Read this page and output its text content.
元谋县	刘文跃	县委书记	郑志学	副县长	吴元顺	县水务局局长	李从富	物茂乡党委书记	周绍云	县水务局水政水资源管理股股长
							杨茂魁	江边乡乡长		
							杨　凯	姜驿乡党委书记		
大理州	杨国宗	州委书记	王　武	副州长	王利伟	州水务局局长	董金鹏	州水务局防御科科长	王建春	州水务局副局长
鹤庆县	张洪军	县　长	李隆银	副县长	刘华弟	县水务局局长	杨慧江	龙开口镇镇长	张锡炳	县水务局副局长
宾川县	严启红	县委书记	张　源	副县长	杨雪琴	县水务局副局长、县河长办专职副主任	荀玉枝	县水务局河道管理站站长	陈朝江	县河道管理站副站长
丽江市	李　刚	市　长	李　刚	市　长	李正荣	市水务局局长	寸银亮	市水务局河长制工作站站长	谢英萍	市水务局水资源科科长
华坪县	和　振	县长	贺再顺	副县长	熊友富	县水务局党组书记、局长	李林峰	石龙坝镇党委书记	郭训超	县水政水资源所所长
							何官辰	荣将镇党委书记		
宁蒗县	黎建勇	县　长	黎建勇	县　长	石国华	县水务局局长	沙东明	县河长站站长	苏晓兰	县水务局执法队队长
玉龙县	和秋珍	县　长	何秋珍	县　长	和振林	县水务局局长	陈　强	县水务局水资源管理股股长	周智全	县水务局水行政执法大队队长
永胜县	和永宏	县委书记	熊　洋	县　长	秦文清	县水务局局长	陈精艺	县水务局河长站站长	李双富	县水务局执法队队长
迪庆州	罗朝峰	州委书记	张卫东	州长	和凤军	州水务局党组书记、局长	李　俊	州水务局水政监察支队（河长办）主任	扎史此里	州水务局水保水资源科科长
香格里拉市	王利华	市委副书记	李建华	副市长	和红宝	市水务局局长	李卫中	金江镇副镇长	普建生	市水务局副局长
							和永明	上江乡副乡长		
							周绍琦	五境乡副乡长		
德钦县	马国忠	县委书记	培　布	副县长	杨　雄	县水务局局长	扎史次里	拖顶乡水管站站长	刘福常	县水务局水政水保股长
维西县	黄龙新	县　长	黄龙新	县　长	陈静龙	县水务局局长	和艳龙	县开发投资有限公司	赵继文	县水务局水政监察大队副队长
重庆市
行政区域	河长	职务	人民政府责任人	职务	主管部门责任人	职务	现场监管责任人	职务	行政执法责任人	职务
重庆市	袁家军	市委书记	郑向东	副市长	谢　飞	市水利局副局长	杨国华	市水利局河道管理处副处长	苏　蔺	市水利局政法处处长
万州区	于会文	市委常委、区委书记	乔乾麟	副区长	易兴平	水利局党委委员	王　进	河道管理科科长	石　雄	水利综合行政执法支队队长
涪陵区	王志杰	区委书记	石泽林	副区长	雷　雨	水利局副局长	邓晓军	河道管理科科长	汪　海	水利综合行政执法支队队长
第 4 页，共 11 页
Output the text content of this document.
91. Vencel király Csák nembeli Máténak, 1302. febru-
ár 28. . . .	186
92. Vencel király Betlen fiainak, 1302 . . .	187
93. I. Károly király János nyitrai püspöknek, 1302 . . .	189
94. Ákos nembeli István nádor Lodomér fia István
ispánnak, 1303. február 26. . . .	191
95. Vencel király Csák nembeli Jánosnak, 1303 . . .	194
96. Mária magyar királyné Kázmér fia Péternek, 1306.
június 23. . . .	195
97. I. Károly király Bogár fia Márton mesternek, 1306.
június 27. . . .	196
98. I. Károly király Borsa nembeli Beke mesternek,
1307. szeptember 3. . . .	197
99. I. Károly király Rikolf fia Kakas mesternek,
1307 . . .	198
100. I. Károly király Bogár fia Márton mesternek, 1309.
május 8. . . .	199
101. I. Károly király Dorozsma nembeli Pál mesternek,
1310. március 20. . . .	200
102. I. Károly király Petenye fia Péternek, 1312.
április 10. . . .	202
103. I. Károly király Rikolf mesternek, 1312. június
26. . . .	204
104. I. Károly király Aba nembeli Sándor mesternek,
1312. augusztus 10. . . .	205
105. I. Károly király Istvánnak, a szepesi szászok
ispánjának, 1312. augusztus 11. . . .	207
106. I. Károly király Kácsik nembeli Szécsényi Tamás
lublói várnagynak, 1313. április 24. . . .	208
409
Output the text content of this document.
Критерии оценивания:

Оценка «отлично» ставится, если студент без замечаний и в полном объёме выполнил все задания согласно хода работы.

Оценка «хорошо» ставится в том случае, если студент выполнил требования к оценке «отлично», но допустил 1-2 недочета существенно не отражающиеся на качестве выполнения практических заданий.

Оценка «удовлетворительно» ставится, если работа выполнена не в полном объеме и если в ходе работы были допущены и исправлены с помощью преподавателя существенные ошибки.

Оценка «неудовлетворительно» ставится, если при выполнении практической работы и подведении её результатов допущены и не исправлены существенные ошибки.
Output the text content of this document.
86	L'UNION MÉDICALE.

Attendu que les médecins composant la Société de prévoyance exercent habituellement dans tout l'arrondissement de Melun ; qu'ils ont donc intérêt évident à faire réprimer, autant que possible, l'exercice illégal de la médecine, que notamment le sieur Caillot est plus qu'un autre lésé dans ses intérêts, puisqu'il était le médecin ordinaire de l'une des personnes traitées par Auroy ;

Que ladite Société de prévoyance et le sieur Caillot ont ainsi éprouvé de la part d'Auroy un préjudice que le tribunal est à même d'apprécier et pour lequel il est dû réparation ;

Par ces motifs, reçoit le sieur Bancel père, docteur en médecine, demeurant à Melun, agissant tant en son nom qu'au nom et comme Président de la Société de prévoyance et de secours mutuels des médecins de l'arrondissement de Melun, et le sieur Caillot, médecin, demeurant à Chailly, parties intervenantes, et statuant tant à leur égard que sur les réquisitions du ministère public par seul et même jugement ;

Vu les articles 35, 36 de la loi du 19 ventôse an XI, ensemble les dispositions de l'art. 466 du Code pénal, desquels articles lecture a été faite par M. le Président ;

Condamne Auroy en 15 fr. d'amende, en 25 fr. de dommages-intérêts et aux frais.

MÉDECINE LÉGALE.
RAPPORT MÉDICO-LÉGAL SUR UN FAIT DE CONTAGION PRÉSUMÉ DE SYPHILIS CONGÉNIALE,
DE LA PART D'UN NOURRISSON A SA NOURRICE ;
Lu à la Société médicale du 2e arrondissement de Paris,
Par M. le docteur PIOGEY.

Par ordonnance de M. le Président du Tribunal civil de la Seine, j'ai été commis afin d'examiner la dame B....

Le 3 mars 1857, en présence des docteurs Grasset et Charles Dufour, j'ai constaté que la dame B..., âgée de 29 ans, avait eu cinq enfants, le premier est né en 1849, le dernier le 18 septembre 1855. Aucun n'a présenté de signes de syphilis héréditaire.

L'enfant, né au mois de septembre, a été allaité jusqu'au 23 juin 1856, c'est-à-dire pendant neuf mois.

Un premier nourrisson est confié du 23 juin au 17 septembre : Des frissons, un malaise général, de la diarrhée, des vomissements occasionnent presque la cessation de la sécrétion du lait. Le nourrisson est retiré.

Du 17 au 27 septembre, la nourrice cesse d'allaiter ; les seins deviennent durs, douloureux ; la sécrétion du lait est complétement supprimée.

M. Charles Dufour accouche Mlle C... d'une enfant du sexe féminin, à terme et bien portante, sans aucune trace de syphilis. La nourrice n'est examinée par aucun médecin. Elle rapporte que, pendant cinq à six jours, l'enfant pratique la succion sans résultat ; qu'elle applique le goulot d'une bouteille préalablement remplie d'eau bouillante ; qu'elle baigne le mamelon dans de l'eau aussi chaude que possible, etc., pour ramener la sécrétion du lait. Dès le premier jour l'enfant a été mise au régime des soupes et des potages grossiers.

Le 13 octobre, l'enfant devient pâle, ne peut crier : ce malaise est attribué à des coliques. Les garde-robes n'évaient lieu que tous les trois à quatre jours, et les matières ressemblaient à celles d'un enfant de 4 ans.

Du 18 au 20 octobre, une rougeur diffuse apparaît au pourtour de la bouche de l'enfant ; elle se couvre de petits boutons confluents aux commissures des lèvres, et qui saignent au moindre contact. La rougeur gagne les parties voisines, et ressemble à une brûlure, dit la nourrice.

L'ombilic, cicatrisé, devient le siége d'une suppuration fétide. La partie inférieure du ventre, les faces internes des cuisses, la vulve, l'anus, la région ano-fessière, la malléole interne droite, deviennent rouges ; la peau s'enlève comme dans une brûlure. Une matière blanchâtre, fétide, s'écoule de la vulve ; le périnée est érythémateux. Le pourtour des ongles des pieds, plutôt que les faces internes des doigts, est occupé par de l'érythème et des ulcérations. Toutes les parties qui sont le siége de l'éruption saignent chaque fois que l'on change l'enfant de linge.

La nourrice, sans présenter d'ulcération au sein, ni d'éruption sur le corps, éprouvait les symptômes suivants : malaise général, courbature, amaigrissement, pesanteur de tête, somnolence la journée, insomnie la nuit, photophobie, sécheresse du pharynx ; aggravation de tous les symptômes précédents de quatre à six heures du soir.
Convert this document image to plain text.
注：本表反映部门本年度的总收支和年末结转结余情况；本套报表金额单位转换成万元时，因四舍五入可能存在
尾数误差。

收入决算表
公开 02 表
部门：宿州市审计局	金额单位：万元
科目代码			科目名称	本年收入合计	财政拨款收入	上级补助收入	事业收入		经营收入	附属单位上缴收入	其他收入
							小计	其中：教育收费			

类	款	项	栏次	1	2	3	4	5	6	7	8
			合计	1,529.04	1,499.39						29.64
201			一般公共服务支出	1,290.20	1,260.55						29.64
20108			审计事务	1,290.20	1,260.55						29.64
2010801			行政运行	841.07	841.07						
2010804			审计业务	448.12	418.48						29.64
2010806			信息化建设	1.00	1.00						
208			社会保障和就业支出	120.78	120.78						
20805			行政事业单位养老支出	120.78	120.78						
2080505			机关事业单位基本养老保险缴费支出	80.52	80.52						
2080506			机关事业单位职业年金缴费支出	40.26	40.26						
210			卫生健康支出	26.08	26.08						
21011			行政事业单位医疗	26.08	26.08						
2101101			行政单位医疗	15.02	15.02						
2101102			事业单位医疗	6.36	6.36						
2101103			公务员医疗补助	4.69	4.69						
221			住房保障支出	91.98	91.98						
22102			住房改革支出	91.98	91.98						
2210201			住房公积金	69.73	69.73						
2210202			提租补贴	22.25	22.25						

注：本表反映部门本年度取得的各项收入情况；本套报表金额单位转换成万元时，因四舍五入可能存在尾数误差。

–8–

● **Challenge**
Pick out every line with the string "augusztus" and copy it.

● **Solution for this exercise**
1312. augusztus 10. . . .	205
ispánjának, 1312. augusztus 11. . . .	207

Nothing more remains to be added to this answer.